* YOUR INSTRUCTIONS *
Copy every line that mentions the word "member".

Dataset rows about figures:
◆ ◆ ◆ ◆ ◆ ◆ ◆
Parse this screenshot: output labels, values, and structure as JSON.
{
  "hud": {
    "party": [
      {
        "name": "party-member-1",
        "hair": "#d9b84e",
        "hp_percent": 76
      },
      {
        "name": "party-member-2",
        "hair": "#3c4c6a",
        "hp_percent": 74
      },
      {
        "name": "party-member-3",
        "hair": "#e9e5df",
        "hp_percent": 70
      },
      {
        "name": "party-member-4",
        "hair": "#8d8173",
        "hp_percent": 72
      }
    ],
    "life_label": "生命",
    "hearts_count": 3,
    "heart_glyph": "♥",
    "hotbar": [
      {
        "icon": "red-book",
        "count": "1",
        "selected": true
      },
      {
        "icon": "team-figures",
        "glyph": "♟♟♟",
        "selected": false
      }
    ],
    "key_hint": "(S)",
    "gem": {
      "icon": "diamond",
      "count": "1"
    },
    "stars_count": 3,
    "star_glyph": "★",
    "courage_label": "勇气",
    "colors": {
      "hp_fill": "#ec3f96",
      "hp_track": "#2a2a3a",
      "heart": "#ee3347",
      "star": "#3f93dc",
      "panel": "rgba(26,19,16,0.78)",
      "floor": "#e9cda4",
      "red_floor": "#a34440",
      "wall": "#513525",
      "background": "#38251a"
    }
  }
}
◆ ◆ ◆ ◆ ◆ ◆ ◆
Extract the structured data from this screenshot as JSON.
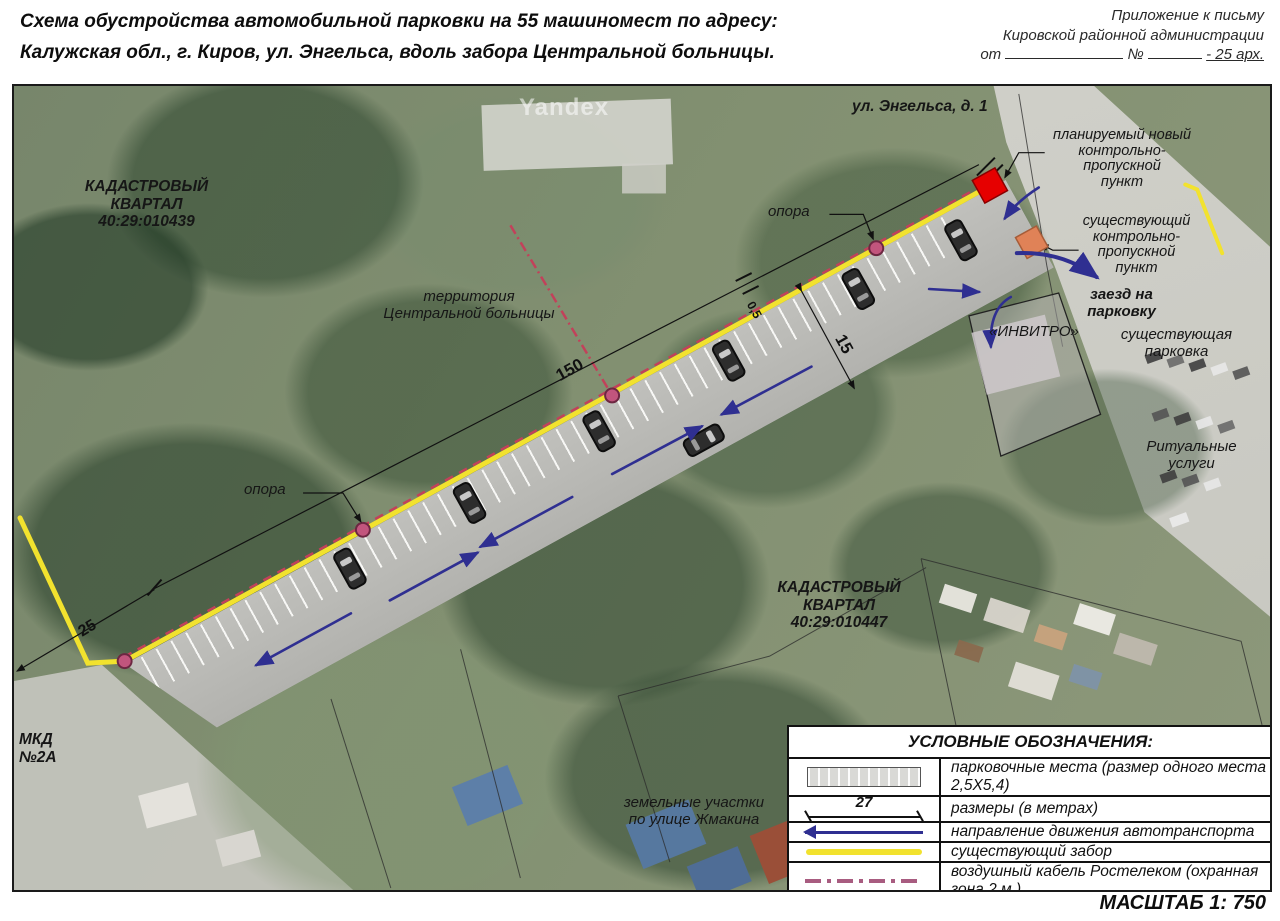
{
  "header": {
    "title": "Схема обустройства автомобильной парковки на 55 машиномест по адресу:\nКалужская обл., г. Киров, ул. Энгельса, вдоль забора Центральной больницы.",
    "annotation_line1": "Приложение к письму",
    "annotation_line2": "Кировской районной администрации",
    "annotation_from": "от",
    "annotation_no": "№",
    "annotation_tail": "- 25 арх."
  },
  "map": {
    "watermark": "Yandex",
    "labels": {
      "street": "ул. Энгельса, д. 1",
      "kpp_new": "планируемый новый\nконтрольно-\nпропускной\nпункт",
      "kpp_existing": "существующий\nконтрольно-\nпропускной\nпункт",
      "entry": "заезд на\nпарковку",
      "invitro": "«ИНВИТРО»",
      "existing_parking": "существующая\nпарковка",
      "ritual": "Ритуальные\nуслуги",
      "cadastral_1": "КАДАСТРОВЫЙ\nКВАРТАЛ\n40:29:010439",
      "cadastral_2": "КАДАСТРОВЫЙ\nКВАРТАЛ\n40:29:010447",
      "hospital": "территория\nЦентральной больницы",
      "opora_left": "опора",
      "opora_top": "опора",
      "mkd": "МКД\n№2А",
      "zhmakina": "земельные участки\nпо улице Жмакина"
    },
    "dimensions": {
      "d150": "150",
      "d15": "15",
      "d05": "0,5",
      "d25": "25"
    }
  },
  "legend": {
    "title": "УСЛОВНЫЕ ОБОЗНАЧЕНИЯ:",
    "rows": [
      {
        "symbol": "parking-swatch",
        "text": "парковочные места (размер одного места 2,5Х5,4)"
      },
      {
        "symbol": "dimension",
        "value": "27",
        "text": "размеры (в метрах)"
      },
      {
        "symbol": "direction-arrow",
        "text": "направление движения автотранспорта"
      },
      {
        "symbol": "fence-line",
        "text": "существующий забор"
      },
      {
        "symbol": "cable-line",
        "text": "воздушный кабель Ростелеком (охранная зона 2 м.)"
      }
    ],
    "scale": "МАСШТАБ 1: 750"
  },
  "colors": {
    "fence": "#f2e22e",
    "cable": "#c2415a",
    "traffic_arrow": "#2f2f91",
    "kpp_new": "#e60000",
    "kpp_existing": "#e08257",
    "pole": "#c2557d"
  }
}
◆ ◆ ◆ ◆ ◆ ◆ ◆
* CORRECT OUTPUT *
        "name": "party-member-1",
        "name": "party-member-2",
        "name": "party-member-3",
        "name": "party-member-4",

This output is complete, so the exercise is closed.